PROBLEM STATEMENT:
Pick out each line with the word "been" from the material that follows.

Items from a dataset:
━━━━━━━━━━
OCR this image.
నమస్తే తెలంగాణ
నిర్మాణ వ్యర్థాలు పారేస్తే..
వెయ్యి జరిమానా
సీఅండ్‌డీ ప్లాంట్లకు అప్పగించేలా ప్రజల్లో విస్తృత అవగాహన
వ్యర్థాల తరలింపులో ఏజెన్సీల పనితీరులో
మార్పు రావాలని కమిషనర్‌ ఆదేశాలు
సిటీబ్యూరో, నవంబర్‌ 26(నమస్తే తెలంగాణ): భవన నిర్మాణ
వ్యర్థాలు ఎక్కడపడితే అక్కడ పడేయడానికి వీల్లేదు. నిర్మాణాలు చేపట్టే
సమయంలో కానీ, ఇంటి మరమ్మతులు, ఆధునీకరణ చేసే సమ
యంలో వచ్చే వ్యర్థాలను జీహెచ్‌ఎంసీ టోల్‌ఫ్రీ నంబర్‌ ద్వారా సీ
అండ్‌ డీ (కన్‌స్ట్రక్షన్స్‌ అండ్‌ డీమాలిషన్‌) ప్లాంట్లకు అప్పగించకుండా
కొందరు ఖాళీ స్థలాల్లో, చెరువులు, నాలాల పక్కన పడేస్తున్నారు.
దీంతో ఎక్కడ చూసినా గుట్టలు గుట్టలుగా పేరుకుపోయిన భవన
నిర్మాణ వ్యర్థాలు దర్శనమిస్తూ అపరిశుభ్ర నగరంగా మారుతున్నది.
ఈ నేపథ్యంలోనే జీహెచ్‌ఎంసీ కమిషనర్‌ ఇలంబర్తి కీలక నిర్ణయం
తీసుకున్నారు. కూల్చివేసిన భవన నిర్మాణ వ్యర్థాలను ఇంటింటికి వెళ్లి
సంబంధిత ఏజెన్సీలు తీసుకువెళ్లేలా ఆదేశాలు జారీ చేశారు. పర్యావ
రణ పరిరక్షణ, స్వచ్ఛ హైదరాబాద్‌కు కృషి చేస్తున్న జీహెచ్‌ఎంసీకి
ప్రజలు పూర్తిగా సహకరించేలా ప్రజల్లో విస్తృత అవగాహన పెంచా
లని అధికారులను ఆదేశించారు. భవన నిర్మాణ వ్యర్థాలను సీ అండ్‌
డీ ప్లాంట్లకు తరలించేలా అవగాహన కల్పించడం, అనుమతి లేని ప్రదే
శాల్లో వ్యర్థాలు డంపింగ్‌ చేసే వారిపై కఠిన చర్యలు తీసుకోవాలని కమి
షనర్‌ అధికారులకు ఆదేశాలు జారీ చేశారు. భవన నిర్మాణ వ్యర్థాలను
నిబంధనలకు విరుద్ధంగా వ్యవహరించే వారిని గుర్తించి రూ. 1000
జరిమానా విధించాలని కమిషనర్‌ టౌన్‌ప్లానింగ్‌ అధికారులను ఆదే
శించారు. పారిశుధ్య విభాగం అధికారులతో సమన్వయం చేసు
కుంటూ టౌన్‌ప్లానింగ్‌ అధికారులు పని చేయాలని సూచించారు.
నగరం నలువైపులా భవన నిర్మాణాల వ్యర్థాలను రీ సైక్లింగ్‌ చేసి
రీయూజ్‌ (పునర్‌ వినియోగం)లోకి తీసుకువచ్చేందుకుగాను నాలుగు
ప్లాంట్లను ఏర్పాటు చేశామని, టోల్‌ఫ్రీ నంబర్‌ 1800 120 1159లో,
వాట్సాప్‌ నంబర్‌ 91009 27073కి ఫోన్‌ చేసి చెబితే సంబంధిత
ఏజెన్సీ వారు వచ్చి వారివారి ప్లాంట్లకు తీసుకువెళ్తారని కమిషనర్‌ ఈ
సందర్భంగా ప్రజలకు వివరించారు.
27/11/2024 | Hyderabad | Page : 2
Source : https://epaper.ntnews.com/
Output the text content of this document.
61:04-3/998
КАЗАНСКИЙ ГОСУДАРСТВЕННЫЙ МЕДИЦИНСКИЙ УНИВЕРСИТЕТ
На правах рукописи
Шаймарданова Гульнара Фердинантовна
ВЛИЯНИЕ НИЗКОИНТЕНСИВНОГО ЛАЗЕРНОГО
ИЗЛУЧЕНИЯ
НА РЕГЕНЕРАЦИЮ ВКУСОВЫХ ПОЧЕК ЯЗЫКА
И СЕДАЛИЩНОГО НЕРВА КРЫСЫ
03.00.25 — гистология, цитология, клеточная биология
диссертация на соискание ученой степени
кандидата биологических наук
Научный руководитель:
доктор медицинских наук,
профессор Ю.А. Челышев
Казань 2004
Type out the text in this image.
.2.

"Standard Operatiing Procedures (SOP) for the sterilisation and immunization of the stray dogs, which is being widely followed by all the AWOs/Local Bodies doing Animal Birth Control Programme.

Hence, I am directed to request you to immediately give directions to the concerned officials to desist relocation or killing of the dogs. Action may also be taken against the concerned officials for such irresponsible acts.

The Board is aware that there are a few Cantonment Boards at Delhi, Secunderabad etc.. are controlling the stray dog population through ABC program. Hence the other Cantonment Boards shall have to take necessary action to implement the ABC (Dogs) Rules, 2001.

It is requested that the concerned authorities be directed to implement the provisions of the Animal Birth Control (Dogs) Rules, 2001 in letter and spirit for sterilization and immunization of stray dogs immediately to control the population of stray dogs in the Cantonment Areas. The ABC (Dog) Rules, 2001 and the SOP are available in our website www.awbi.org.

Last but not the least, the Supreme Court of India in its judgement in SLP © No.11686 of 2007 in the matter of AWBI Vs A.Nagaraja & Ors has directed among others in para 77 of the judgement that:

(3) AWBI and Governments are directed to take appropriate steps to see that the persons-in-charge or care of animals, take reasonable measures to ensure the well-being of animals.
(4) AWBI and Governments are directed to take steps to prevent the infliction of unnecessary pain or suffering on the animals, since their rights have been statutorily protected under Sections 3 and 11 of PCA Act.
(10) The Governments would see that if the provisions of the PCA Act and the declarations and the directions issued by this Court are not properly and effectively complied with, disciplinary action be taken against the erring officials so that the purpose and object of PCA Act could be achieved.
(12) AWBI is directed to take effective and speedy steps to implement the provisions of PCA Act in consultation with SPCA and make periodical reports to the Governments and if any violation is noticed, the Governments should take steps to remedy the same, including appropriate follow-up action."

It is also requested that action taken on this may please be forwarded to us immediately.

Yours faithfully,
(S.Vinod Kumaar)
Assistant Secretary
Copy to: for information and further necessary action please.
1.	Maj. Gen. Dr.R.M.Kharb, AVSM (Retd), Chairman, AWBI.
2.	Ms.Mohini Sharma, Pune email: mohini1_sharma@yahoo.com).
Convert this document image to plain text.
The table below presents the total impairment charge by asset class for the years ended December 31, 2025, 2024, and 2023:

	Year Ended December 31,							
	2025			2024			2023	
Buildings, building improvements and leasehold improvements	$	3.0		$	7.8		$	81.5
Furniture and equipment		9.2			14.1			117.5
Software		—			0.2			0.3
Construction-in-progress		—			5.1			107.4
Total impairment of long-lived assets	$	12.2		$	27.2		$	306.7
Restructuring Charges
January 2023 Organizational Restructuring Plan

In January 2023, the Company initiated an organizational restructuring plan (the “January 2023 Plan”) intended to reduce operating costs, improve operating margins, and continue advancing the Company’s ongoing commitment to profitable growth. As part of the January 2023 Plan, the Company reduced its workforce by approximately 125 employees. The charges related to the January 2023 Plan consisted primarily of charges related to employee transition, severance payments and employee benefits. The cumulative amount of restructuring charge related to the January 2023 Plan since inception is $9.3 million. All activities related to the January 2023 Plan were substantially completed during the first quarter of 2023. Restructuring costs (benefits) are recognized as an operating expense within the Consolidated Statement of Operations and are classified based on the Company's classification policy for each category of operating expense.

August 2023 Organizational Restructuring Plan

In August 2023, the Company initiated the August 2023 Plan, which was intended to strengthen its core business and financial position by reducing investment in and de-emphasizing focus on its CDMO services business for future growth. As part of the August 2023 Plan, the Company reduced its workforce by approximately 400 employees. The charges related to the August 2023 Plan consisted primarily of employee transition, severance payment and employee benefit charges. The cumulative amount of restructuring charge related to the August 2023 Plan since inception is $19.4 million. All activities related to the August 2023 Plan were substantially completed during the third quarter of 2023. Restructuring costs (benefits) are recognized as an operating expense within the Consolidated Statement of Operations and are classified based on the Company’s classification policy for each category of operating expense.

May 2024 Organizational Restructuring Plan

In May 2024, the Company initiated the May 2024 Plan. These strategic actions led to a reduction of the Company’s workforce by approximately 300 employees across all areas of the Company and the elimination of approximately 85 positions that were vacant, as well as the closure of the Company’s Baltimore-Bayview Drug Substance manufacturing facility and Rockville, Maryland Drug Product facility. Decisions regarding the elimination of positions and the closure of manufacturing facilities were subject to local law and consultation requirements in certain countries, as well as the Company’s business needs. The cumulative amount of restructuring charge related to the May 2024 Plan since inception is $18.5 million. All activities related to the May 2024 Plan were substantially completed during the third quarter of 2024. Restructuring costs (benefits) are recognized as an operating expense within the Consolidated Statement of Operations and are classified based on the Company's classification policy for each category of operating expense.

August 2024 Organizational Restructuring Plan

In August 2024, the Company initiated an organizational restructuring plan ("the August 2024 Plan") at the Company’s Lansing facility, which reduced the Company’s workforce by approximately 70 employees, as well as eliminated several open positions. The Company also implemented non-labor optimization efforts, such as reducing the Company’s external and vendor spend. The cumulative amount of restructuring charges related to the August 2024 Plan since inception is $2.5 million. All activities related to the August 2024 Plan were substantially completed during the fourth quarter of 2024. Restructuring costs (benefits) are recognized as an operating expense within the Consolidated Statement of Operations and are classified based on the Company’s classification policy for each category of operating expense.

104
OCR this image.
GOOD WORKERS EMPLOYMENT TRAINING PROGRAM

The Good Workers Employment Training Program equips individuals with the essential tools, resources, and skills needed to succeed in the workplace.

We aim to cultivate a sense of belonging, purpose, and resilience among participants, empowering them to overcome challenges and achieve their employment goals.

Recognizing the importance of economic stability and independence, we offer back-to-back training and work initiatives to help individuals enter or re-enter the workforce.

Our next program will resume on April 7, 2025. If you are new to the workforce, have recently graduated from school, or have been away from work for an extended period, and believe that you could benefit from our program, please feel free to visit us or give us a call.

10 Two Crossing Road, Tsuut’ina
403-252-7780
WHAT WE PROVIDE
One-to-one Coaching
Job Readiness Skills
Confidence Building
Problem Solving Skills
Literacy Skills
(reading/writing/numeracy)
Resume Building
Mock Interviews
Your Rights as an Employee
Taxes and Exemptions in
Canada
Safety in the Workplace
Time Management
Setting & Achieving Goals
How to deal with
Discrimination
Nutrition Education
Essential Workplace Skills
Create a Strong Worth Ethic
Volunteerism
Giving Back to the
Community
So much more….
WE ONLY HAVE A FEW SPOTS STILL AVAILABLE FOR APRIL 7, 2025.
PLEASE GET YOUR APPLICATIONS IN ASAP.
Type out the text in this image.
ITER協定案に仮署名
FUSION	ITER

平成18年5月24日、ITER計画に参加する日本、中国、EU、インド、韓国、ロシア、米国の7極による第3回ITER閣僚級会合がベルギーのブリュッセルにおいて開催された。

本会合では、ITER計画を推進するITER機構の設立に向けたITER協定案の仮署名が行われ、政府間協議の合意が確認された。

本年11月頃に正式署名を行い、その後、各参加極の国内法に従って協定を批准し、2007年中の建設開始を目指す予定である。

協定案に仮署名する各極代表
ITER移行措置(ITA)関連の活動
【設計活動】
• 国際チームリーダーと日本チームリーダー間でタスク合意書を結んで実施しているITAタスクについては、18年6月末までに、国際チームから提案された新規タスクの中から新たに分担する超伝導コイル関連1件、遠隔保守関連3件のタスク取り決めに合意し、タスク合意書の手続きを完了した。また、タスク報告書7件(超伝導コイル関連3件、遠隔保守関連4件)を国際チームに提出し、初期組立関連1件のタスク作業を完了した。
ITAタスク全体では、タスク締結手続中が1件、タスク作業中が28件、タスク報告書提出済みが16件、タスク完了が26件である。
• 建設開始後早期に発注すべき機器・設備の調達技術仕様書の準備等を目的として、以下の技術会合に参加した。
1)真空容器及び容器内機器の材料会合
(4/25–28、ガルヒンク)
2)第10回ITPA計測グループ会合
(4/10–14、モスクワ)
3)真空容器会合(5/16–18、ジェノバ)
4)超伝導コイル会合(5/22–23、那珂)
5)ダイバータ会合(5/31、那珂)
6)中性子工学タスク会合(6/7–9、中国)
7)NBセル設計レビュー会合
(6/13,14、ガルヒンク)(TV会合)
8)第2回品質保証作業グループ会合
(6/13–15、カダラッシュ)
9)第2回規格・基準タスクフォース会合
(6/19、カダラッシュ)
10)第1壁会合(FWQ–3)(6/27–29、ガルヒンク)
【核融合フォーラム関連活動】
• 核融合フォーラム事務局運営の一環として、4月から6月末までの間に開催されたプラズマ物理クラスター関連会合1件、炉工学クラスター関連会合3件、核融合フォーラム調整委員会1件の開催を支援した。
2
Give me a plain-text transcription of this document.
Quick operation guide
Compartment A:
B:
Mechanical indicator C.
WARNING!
━━━━━━━━━━
THE OUTPUT:
(4) AWBI and Governments are directed to take steps to prevent the infliction of unnecessary pain or suffering on the animals, since their rights have been statutorily protected under Sections 3 and 11 of PCA Act.
Our next program will resume on April 7, 2025. If you are new to the workforce, have recently graduated from school, or have been away from work for an extended period, and believe that you could benefit from our program, please feel free to visit us or give us a call.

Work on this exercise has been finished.